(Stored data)
════════════════════

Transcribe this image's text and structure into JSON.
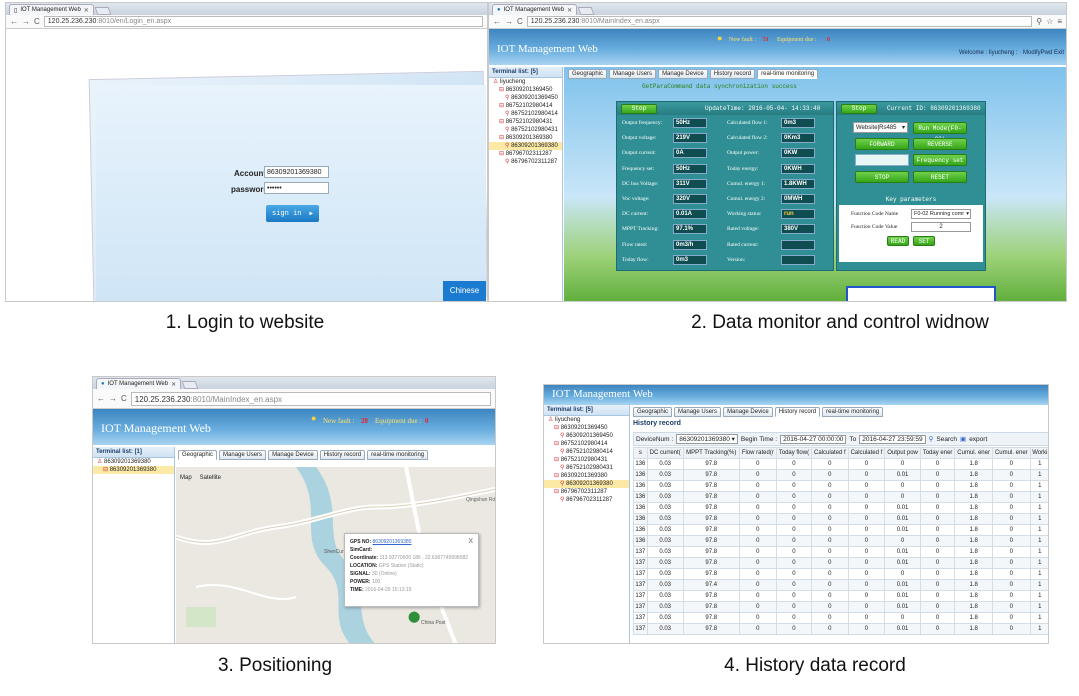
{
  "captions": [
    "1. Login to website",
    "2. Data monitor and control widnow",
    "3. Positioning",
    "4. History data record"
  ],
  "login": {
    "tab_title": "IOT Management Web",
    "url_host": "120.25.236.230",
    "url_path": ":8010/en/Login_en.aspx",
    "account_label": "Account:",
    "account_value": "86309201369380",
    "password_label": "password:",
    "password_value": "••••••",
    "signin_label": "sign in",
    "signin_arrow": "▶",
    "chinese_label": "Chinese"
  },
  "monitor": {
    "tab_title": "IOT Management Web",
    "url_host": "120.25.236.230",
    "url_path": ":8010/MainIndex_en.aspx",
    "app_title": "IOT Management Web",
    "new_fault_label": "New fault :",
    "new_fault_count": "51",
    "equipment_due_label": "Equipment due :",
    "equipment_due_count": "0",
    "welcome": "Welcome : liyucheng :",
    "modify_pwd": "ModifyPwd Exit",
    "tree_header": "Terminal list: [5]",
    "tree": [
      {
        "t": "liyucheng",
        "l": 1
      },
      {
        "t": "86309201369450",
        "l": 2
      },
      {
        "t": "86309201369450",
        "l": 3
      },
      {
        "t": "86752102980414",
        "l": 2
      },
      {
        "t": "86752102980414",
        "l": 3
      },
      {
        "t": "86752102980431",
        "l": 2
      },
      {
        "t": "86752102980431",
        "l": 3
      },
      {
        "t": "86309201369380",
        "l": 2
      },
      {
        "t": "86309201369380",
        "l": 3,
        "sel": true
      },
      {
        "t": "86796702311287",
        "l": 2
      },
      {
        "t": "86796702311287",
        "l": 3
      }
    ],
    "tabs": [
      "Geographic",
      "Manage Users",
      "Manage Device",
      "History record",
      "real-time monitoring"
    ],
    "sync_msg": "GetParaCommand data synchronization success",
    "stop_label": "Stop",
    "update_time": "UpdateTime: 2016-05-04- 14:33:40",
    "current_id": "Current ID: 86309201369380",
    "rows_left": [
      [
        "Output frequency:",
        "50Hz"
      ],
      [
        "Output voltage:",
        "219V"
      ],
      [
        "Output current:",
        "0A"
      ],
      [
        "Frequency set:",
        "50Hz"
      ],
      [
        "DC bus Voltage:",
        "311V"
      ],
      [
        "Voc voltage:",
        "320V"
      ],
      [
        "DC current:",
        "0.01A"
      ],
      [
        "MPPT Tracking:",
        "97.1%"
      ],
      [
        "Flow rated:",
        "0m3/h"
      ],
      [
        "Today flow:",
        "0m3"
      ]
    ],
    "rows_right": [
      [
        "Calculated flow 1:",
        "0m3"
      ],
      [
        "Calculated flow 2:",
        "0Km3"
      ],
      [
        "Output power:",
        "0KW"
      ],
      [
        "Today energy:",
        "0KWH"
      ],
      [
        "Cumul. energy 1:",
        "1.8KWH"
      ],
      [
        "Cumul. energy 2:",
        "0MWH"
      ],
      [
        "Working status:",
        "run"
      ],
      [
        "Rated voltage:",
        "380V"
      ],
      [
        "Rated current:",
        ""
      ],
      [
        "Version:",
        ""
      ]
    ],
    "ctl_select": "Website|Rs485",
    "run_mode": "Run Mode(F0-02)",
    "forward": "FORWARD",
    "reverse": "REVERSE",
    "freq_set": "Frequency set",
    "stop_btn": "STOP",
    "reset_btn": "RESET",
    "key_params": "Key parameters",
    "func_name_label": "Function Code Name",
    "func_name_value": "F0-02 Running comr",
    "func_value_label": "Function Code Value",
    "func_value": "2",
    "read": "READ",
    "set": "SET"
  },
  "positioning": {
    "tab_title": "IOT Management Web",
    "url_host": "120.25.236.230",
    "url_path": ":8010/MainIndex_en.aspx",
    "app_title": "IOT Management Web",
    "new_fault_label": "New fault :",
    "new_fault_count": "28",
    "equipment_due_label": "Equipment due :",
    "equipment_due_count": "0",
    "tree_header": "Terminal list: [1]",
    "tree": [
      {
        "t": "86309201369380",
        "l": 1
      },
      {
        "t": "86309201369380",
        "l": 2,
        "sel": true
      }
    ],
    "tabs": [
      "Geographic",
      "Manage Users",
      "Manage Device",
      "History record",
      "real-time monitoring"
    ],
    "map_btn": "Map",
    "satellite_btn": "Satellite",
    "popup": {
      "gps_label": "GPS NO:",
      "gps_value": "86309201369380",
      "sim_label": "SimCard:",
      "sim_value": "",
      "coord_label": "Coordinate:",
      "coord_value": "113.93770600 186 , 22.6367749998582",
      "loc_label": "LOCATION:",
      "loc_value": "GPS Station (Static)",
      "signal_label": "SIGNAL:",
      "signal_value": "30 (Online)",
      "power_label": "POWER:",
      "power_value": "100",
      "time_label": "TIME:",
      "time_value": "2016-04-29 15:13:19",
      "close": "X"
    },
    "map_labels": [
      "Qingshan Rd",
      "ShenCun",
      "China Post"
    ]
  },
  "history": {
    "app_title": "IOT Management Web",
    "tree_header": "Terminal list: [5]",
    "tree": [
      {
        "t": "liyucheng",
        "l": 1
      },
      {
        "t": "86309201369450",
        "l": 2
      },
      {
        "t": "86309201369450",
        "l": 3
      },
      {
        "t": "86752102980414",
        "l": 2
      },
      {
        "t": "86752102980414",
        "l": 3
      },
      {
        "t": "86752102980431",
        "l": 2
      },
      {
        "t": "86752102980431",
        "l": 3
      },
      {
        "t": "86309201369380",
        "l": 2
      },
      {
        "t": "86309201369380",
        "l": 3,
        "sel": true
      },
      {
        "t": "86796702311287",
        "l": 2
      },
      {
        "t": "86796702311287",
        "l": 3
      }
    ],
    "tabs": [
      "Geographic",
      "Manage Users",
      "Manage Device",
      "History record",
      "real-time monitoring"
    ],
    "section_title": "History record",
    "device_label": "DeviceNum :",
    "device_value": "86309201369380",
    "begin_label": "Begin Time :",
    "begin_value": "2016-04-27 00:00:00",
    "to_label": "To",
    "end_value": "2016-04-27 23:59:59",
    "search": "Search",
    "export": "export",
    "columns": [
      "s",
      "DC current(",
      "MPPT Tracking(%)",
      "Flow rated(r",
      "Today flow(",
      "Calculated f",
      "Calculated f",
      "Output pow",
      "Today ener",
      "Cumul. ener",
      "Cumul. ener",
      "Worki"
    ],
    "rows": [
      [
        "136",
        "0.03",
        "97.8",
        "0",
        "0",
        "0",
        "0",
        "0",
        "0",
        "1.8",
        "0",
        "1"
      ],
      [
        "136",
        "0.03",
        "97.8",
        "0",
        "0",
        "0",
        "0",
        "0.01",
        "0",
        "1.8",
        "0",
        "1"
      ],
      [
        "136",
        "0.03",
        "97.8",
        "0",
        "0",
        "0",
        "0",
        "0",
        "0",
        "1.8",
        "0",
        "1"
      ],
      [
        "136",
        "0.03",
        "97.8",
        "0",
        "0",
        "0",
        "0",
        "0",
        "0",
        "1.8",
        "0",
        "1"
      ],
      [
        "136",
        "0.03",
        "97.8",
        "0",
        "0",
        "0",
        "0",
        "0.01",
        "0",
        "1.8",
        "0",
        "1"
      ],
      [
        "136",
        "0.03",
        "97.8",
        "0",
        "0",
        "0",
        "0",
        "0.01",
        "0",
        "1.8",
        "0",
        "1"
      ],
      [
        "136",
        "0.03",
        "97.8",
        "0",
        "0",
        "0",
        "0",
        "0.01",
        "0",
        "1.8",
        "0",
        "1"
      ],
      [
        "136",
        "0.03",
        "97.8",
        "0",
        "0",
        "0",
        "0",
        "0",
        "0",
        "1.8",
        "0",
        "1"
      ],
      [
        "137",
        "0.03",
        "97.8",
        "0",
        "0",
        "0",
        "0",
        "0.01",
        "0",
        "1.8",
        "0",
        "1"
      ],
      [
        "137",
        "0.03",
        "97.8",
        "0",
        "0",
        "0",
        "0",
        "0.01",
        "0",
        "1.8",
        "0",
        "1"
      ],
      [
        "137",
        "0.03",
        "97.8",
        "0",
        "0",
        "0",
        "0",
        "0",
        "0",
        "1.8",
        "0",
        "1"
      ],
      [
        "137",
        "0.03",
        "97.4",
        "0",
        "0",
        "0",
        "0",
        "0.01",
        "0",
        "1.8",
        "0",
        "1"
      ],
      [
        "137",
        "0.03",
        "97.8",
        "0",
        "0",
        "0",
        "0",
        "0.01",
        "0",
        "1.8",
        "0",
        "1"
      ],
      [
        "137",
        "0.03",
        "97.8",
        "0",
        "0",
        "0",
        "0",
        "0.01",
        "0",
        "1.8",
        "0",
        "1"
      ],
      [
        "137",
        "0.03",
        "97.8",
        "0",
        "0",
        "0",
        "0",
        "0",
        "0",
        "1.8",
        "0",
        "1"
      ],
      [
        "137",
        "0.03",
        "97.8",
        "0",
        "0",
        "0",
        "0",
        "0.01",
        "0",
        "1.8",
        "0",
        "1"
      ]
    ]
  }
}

════════════════════

# [Stated task]
Only lines with the word "Today" are wanted, so copy each one from the records.

# [Complete answer]
        "Today flow:",
        "Today energy:",
      "Today flow(",
      "Today ener",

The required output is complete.